**STATED GOAL**
Retype the listing that follows, exactly as written.
— Start of AVAILABLE DATA —
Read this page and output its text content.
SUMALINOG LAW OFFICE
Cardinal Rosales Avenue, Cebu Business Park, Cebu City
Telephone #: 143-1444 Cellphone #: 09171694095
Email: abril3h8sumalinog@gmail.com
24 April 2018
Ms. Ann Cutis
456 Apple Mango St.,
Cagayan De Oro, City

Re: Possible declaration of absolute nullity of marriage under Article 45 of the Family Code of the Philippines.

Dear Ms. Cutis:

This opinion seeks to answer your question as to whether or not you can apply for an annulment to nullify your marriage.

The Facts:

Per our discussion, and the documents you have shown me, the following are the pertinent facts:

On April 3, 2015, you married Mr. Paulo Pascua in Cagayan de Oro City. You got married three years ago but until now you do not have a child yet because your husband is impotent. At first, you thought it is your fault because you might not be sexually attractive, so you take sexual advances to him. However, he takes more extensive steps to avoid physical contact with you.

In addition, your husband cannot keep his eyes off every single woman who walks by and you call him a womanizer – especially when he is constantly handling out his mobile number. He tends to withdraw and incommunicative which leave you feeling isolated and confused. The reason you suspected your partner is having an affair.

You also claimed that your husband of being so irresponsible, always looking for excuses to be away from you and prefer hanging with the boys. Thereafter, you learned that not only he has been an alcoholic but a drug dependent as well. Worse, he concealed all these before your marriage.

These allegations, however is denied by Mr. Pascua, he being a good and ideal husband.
— End of AVAILABLE DATA —
**EXERCISE ANSWER**
Read this page and output its text content.
SUMALINOG LAW OFFICE
Cardinal Rosales Avenue, Cebu Business Park, Cebu City
Telephone #: 143-1444 Cellphone #: 09171694095
Email: abril3h8sumalinog@gmail.com
24 April 2018
Ms. Ann Cutis
456 Apple Mango St.,
Cagayan De Oro, City

Re: Possible declaration of absolute nullity of marriage under Article 45 of the Family Code of the Philippines.

Dear Ms. Cutis:

This opinion seeks to answer your question as to whether or not you can apply for an annulment to nullify your marriage.

The Facts:

Per our discussion, and the documents you have shown me, the following are the pertinent facts:

On April 3, 2015, you married Mr. Paulo Pascua in Cagayan de Oro City. You got married three years ago but until now you do not have a child yet because your husband is impotent. At first, you thought it is your fault because you might not be sexually attractive, so you take sexual advances to him. However, he takes more extensive steps to avoid physical contact with you.

In addition, your husband cannot keep his eyes off every single woman who walks by and you call him a womanizer – especially when he is constantly handling out his mobile number. He tends to withdraw and incommunicative which leave you feeling isolated and confused. The reason you suspected your partner is having an affair.

You also claimed that your husband of being so irresponsible, always looking for excuses to be away from you and prefer hanging with the boys. Thereafter, you learned that not only he has been an alcoholic but a drug dependent as well. Worse, he concealed all these before your marriage.

These allegations, however is denied by Mr. Pascua, he being a good and ideal husband.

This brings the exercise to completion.